━━ Data entries

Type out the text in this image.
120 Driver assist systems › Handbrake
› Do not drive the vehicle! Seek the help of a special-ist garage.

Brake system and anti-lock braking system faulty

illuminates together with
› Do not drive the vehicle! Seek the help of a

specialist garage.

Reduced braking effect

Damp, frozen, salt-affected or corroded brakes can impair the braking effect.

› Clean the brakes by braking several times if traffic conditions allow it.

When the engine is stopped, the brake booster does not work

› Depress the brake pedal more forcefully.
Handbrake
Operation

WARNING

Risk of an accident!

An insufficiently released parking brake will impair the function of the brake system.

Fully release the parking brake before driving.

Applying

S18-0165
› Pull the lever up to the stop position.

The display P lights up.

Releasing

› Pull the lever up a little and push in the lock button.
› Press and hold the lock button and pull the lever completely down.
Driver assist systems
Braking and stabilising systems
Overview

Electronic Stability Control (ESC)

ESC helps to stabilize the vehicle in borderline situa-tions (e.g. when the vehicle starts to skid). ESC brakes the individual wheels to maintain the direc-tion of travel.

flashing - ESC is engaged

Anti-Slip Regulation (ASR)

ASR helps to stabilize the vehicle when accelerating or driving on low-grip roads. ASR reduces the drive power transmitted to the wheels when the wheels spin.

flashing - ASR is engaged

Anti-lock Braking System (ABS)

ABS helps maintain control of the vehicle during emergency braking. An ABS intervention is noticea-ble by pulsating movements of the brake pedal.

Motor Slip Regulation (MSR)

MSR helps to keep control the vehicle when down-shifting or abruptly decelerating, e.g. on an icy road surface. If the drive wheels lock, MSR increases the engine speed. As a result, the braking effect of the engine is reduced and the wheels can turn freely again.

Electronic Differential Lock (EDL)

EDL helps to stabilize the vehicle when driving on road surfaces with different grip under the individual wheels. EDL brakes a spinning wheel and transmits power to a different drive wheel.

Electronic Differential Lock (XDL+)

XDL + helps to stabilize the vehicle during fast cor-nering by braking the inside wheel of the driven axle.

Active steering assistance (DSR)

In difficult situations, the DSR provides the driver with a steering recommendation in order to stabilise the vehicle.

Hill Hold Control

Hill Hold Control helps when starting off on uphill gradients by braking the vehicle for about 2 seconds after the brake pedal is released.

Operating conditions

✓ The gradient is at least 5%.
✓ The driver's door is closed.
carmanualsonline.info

━━━━

Print all of the entries exactly as they appear.

## Finished answer
Type out the text in this image.
120 Driver assist systems › Handbrake
› Do not drive the vehicle! Seek the help of a special-ist garage.

Brake system and anti-lock braking system faulty

illuminates together with
› Do not drive the vehicle! Seek the help of a

specialist garage.

Reduced braking effect

Damp, frozen, salt-affected or corroded brakes can impair the braking effect.

› Clean the brakes by braking several times if traffic conditions allow it.

When the engine is stopped, the brake booster does not work

› Depress the brake pedal more forcefully.
Handbrake
Operation

WARNING

Risk of an accident!

An insufficiently released parking brake will impair the function of the brake system.

Fully release the parking brake before driving.

Applying

S18-0165
› Pull the lever up to the stop position.

The display P lights up.

Releasing

› Pull the lever up a little and push in the lock button.
› Press and hold the lock button and pull the lever completely down.
Driver assist systems
Braking and stabilising systems
Overview

Electronic Stability Control (ESC)

ESC helps to stabilize the vehicle in borderline situa-tions (e.g. when the vehicle starts to skid). ESC brakes the individual wheels to maintain the direc-tion of travel.

flashing - ESC is engaged

Anti-Slip Regulation (ASR)

ASR helps to stabilize the vehicle when accelerating or driving on low-grip roads. ASR reduces the drive power transmitted to the wheels when the wheels spin.

flashing - ASR is engaged

Anti-lock Braking System (ABS)

ABS helps maintain control of the vehicle during emergency braking. An ABS intervention is noticea-ble by pulsating movements of the brake pedal.

Motor Slip Regulation (MSR)

MSR helps to keep control the vehicle when down-shifting or abruptly decelerating, e.g. on an icy road surface. If the drive wheels lock, MSR increases the engine speed. As a result, the braking effect of the engine is reduced and the wheels can turn freely again.

Electronic Differential Lock (EDL)

EDL helps to stabilize the vehicle when driving on road surfaces with different grip under the individual wheels. EDL brakes a spinning wheel and transmits power to a different drive wheel.

Electronic Differential Lock (XDL+)

XDL + helps to stabilize the vehicle during fast cor-nering by braking the inside wheel of the driven axle.

Active steering assistance (DSR)

In difficult situations, the DSR provides the driver with a steering recommendation in order to stabilise the vehicle.

Hill Hold Control

Hill Hold Control helps when starting off on uphill gradients by braking the vehicle for about 2 seconds after the brake pedal is released.

Operating conditions

✓ The gradient is at least 5%.
✓ The driver's door is closed.
carmanualsonline.info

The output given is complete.